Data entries
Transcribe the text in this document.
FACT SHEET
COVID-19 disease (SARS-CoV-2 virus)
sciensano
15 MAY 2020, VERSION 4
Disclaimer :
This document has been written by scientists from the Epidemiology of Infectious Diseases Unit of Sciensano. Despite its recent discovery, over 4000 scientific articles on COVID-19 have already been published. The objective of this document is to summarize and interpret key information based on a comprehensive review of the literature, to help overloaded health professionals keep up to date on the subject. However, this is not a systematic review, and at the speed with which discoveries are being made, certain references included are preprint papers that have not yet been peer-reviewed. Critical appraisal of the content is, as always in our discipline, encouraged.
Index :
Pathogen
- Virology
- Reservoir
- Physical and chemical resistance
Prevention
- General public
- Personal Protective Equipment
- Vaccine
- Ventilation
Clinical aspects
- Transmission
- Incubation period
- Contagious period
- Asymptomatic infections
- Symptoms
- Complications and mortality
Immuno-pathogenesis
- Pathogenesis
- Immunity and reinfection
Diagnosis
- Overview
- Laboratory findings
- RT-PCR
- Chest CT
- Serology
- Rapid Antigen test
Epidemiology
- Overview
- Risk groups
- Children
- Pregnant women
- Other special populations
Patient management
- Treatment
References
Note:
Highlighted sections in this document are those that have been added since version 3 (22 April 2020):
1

WHAT IS EXPECTED:
With nothing left out, return each entry exactly.

SOLUTION TO THE PROBLEM:
Transcribe the text in this document.
FACT SHEET
COVID-19 disease (SARS-CoV-2 virus)
sciensano
15 MAY 2020, VERSION 4
Disclaimer :
This document has been written by scientists from the Epidemiology of Infectious Diseases Unit of Sciensano. Despite its recent discovery, over 4000 scientific articles on COVID-19 have already been published. The objective of this document is to summarize and interpret key information based on a comprehensive review of the literature, to help overloaded health professionals keep up to date on the subject. However, this is not a systematic review, and at the speed with which discoveries are being made, certain references included are preprint papers that have not yet been peer-reviewed. Critical appraisal of the content is, as always in our discipline, encouraged.
Index :
Pathogen
- Virology
- Reservoir
- Physical and chemical resistance
Prevention
- General public
- Personal Protective Equipment
- Vaccine
- Ventilation
Clinical aspects
- Transmission
- Incubation period
- Contagious period
- Asymptomatic infections
- Symptoms
- Complications and mortality
Immuno-pathogenesis
- Pathogenesis
- Immunity and reinfection
Diagnosis
- Overview
- Laboratory findings
- RT-PCR
- Chest CT
- Serology
- Rapid Antigen test
Epidemiology
- Overview
- Risk groups
- Children
- Pregnant women
- Other special populations
Patient management
- Treatment
References
Note:
Highlighted sections in this document are those that have been added since version 3 (22 April 2020):
1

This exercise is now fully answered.